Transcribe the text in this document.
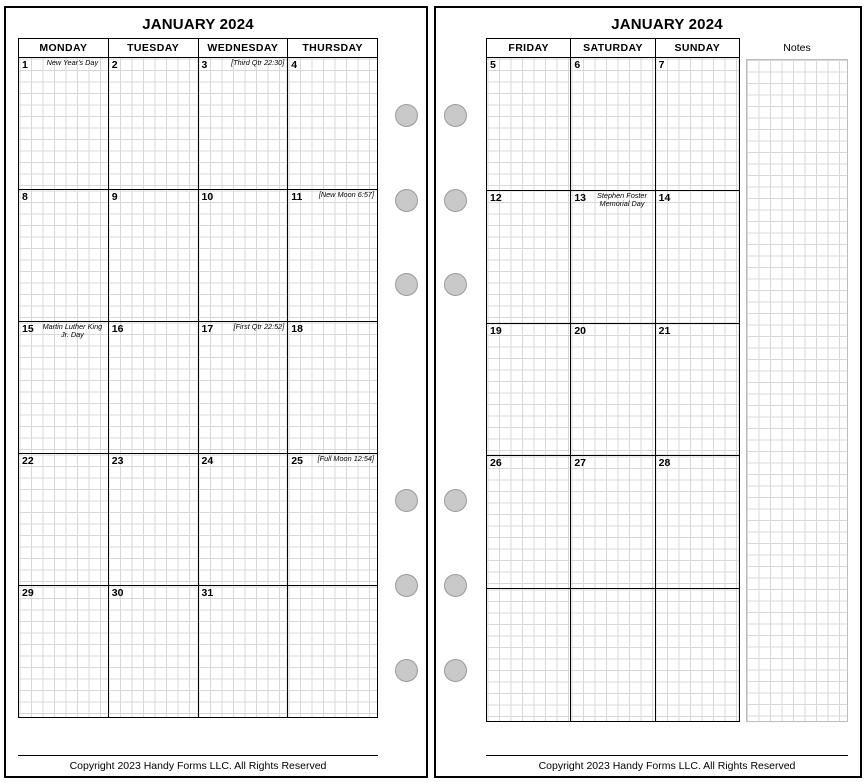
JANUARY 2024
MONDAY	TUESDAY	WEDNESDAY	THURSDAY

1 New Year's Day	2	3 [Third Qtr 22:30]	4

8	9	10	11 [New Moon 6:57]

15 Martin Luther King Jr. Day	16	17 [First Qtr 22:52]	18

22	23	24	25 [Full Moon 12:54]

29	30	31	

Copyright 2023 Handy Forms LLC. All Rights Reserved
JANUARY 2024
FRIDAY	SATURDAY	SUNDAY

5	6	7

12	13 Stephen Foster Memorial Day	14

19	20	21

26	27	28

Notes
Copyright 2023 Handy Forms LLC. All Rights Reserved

^^^^^^^^

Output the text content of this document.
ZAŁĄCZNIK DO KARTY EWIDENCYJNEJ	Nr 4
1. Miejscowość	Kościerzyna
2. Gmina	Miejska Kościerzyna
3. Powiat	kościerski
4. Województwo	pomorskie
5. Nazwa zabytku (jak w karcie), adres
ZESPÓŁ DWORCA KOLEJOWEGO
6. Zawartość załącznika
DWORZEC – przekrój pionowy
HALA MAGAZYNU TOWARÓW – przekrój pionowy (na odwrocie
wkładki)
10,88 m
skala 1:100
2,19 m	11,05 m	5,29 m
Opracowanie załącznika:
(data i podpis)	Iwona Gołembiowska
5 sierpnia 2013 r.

^^^^^^^^

Looking back at the lines above, state how many contain the word "pionowy", and supply nothing besides the number.

2